Task objective: Write out the whole listing, matching it exactly.

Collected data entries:
··········

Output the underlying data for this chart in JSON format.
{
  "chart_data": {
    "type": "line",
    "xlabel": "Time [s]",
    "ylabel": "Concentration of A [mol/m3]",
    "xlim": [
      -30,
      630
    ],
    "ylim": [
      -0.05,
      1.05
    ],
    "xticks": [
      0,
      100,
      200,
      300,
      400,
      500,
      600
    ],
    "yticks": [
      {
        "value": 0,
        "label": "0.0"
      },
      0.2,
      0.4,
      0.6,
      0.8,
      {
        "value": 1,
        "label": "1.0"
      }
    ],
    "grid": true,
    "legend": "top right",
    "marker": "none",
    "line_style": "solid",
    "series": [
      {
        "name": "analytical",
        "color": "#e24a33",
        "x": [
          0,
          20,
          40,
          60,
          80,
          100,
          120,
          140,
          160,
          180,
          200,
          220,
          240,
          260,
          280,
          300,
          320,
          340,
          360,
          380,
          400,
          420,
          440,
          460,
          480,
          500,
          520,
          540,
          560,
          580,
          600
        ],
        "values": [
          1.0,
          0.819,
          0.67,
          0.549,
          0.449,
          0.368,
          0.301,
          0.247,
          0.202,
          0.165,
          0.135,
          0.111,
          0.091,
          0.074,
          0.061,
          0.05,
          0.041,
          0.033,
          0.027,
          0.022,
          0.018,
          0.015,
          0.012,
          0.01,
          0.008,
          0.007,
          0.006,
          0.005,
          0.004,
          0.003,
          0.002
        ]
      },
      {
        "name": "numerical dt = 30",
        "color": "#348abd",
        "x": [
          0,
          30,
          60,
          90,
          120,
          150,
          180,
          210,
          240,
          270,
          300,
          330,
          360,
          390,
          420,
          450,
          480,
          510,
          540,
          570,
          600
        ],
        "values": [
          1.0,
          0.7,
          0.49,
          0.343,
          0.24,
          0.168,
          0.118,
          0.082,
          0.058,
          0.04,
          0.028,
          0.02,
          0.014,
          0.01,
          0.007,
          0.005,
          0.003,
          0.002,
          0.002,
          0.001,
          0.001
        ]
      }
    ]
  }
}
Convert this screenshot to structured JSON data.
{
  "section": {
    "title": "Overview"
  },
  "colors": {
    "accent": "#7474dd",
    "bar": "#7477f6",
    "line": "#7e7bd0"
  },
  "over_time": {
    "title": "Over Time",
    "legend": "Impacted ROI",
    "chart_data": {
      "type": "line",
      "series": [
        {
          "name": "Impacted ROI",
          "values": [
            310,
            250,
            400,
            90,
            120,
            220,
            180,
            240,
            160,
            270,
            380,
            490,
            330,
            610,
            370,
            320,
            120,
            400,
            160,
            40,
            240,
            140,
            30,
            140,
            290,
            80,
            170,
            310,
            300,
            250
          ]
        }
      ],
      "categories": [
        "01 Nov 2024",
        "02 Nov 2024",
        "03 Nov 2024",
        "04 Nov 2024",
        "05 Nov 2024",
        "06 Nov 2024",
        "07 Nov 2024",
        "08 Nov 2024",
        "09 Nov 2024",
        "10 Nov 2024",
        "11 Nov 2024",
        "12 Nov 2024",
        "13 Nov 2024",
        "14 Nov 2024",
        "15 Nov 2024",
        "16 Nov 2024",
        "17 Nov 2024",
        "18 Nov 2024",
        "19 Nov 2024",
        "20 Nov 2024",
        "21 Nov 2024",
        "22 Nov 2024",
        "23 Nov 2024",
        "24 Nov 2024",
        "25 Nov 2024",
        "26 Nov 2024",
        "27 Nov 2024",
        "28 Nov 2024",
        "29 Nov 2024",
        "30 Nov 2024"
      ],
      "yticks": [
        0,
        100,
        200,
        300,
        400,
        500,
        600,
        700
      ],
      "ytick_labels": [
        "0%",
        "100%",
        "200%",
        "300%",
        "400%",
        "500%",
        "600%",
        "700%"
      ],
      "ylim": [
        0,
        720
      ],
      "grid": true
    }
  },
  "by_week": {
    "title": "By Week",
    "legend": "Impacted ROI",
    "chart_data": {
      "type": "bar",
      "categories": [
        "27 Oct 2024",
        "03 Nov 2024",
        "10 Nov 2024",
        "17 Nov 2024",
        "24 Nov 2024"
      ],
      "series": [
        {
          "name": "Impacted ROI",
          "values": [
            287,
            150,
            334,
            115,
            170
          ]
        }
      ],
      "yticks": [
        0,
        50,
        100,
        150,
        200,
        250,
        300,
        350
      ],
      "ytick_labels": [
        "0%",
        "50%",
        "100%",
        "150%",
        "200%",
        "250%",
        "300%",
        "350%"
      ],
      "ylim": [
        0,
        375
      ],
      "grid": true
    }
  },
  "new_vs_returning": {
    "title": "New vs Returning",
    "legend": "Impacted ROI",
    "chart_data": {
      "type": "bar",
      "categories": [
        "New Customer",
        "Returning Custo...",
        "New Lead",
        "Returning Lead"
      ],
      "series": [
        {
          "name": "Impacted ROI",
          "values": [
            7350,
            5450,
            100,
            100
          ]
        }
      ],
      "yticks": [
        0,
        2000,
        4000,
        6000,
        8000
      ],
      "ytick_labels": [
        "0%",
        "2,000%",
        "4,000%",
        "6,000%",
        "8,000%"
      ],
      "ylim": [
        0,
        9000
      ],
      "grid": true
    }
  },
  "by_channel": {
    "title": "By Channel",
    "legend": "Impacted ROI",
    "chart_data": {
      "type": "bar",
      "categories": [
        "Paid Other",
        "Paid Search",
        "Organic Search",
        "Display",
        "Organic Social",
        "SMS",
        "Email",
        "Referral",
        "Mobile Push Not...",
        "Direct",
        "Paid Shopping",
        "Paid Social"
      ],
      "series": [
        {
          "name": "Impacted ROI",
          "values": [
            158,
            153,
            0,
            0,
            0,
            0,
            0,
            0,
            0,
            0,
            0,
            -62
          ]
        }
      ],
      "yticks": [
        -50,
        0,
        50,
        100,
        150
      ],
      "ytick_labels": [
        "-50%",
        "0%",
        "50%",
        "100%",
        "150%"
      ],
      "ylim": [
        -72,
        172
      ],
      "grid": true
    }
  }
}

··········

Finished exercise:
Output the underlying data for this chart in JSON format.
{
  "chart_data": {
    "type": "line",
    "xlabel": "Time [s]",
    "ylabel": "Concentration of A [mol/m3]",
    "xlim": [
      -30,
      630
    ],
    "ylim": [
      -0.05,
      1.05
    ],
    "xticks": [
      0,
      100,
      200,
      300,
      400,
      500,
      600
    ],
    "yticks": [
      {
        "value": 0,
        "label": "0.0"
      },
      0.2,
      0.4,
      0.6,
      0.8,
      {
        "value": 1,
        "label": "1.0"
      }
    ],
    "grid": true,
    "legend": "top right",
    "marker": "none",
    "line_style": "solid",
    "series": [
      {
        "name": "analytical",
        "color": "#e24a33",
        "x": [
          0,
          20,
          40,
          60,
          80,
          100,
          120,
          140,
          160,
          180,
          200,
          220,
          240,
          260,
          280,
          300,
          320,
          340,
          360,
          380,
          400,
          420,
          440,
          460,
          480,
          500,
          520,
          540,
          560,
          580,
          600
        ],
        "values": [
          1.0,
          0.819,
          0.67,
          0.549,
          0.449,
          0.368,
          0.301,
          0.247,
          0.202,
          0.165,
          0.135,
          0.111,
          0.091,
          0.074,
          0.061,
          0.05,
          0.041,
          0.033,
          0.027,
          0.022,
          0.018,
          0.015,
          0.012,
          0.01,
          0.008,
          0.007,
          0.006,
          0.005,
          0.004,
          0.003,
          0.002
        ]
      },
      {
        "name": "numerical dt = 30",
        "color": "#348abd",
        "x": [
          0,
          30,
          60,
          90,
          120,
          150,
          180,
          210,
          240,
          270,
          300,
          330,
          360,
          390,
          420,
          450,
          480,
          510,
          540,
          570,
          600
        ],
        "values": [
          1.0,
          0.7,
          0.49,
          0.343,
          0.24,
          0.168,
          0.118,
          0.082,
          0.058,
          0.04,
          0.028,
          0.02,
          0.014,
          0.01,
          0.007,
          0.005,
          0.003,
          0.002,
          0.002,
          0.001,
          0.001
        ]
      }
    ]
  }
}
Convert this screenshot to structured JSON data.
{
  "section": {
    "title": "Overview"
  },
  "colors": {
    "accent": "#7474dd",
    "bar": "#7477f6",
    "line": "#7e7bd0"
  },
  "over_time": {
    "title": "Over Time",
    "legend": "Impacted ROI",
    "chart_data": {
      "type": "line",
      "series": [
        {
          "name": "Impacted ROI",
          "values": [
            310,
            250,
            400,
            90,
            120,
            220,
            180,
            240,
            160,
            270,
            380,
            490,
            330,
            610,
            370,
            320,
            120,
            400,
            160,
            40,
            240,
            140,
            30,
            140,
            290,
            80,
            170,
            310,
            300,
            250
          ]
        }
      ],
      "categories": [
        "01 Nov 2024",
        "02 Nov 2024",
        "03 Nov 2024",
        "04 Nov 2024",
        "05 Nov 2024",
        "06 Nov 2024",
        "07 Nov 2024",
        "08 Nov 2024",
        "09 Nov 2024",
        "10 Nov 2024",
        "11 Nov 2024",
        "12 Nov 2024",
        "13 Nov 2024",
        "14 Nov 2024",
        "15 Nov 2024",
        "16 Nov 2024",
        "17 Nov 2024",
        "18 Nov 2024",
        "19 Nov 2024",
        "20 Nov 2024",
        "21 Nov 2024",
        "22 Nov 2024",
        "23 Nov 2024",
        "24 Nov 2024",
        "25 Nov 2024",
        "26 Nov 2024",
        "27 Nov 2024",
        "28 Nov 2024",
        "29 Nov 2024",
        "30 Nov 2024"
      ],
      "yticks": [
        0,
        100,
        200,
        300,
        400,
        500,
        600,
        700
      ],
      "ytick_labels": [
        "0%",
        "100%",
        "200%",
        "300%",
        "400%",
        "500%",
        "600%",
        "700%"
      ],
      "ylim": [
        0,
        720
      ],
      "grid": true
    }
  },
  "by_week": {
    "title": "By Week",
    "legend": "Impacted ROI",
    "chart_data": {
      "type": "bar",
      "categories": [
        "27 Oct 2024",
        "03 Nov 2024",
        "10 Nov 2024",
        "17 Nov 2024",
        "24 Nov 2024"
      ],
      "series": [
        {
          "name": "Impacted ROI",
          "values": [
            287,
            150,
            334,
            115,
            170
          ]
        }
      ],
      "yticks": [
        0,
        50,
        100,
        150,
        200,
        250,
        300,
        350
      ],
      "ytick_labels": [
        "0%",
        "50%",
        "100%",
        "150%",
        "200%",
        "250%",
        "300%",
        "350%"
      ],
      "ylim": [
        0,
        375
      ],
      "grid": true
    }
  },
  "new_vs_returning": {
    "title": "New vs Returning",
    "legend": "Impacted ROI",
    "chart_data": {
      "type": "bar",
      "categories": [
        "New Customer",
        "Returning Custo...",
        "New Lead",
        "Returning Lead"
      ],
      "series": [
        {
          "name": "Impacted ROI",
          "values": [
            7350,
            5450,
            100,
            100
          ]
        }
      ],
      "yticks": [
        0,
        2000,
        4000,
        6000,
        8000
      ],
      "ytick_labels": [
        "0%",
        "2,000%",
        "4,000%",
        "6,000%",
        "8,000%"
      ],
      "ylim": [
        0,
        9000
      ],
      "grid": true
    }
  },
  "by_channel": {
    "title": "By Channel",
    "legend": "Impacted ROI",
    "chart_data": {
      "type": "bar",
      "categories": [
        "Paid Other",
        "Paid Search",
        "Organic Search",
        "Display",
        "Organic Social",
        "SMS",
        "Email",
        "Referral",
        "Mobile Push Not...",
        "Direct",
        "Paid Shopping",
        "Paid Social"
      ],
      "series": [
        {
          "name": "Impacted ROI",
          "values": [
            158,
            153,
            0,
            0,
            0,
            0,
            0,
            0,
            0,
            0,
            0,
            -62
          ]
        }
      ],
      "yticks": [
        -50,
        0,
        50,
        100,
        150
      ],
      "ytick_labels": [
        "-50%",
        "0%",
        "50%",
        "100%",
        "150%"
      ],
      "ylim": [
        -72,
        172
      ],
      "grid": true
    }
  }
}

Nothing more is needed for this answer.